◆ **Short exercise**
Copy out lines with the word "Республиканской" from the material that follows.

------------------------------------------------------------

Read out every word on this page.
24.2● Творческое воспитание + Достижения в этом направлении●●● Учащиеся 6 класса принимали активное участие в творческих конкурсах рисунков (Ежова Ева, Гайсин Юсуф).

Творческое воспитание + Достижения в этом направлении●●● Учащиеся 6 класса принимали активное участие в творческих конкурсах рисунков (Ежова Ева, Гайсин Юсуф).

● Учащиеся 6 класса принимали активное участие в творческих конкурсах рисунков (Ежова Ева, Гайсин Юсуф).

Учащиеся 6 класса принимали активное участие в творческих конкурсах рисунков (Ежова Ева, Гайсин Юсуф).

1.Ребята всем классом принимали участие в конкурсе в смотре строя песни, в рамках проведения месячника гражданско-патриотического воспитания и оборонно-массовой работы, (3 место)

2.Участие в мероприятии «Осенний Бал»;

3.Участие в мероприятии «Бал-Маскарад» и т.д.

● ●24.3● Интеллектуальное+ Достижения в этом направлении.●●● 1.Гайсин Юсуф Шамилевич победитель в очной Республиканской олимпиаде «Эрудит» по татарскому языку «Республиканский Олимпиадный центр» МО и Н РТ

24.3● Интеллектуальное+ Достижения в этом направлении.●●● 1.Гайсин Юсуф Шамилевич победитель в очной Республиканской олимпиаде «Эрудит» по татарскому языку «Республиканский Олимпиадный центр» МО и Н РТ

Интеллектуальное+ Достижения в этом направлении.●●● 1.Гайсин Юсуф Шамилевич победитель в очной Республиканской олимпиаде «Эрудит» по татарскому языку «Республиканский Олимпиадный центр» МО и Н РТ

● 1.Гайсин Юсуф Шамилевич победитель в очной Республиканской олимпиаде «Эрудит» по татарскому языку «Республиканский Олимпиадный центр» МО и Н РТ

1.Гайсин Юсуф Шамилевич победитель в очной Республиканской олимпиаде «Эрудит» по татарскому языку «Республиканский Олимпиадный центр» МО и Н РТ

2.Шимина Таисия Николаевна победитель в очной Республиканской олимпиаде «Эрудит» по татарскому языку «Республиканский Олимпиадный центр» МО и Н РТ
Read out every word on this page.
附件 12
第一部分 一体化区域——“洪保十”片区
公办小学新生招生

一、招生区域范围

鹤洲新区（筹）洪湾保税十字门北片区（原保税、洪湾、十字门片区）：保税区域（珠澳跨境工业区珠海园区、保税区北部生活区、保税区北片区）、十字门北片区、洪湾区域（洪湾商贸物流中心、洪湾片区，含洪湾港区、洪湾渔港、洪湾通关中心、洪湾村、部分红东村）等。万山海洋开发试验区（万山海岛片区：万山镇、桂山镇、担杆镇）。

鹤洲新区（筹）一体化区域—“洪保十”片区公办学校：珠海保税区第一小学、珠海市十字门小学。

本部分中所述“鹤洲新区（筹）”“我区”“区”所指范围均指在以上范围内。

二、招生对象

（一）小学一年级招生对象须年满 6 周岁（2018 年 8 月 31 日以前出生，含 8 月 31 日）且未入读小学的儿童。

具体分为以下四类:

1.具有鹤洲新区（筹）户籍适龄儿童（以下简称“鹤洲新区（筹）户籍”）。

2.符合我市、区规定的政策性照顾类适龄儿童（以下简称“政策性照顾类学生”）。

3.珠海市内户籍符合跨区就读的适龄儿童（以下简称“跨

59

------------------------------------------------------------

◆ **Exercise output**
● ●24.3● Интеллектуальное+ Достижения в этом направлении.●●● 1.Гайсин Юсуф Шамилевич победитель в очной Республиканской олимпиаде «Эрудит» по татарскому языку «Республиканский Олимпиадный центр» МО и Н РТ
24.3● Интеллектуальное+ Достижения в этом направлении.●●● 1.Гайсин Юсуф Шамилевич победитель в очной Республиканской олимпиаде «Эрудит» по татарскому языку «Республиканский Олимпиадный центр» МО и Н РТ
Интеллектуальное+ Достижения в этом направлении.●●● 1.Гайсин Юсуф Шамилевич победитель в очной Республиканской олимпиаде «Эрудит» по татарскому языку «Республиканский Олимпиадный центр» МО и Н РТ
● 1.Гайсин Юсуф Шамилевич победитель в очной Республиканской олимпиаде «Эрудит» по татарскому языку «Республиканский Олимпиадный центр» МО и Н РТ
1.Гайсин Юсуф Шамилевич победитель в очной Республиканской олимпиаде «Эрудит» по татарскому языку «Республиканский Олимпиадный центр» МО и Н РТ
2.Шимина Таисия Николаевна победитель в очной Республиканской олимпиаде «Эрудит» по татарскому языку «Республиканский Олимпиадный центр» МО и Н РТ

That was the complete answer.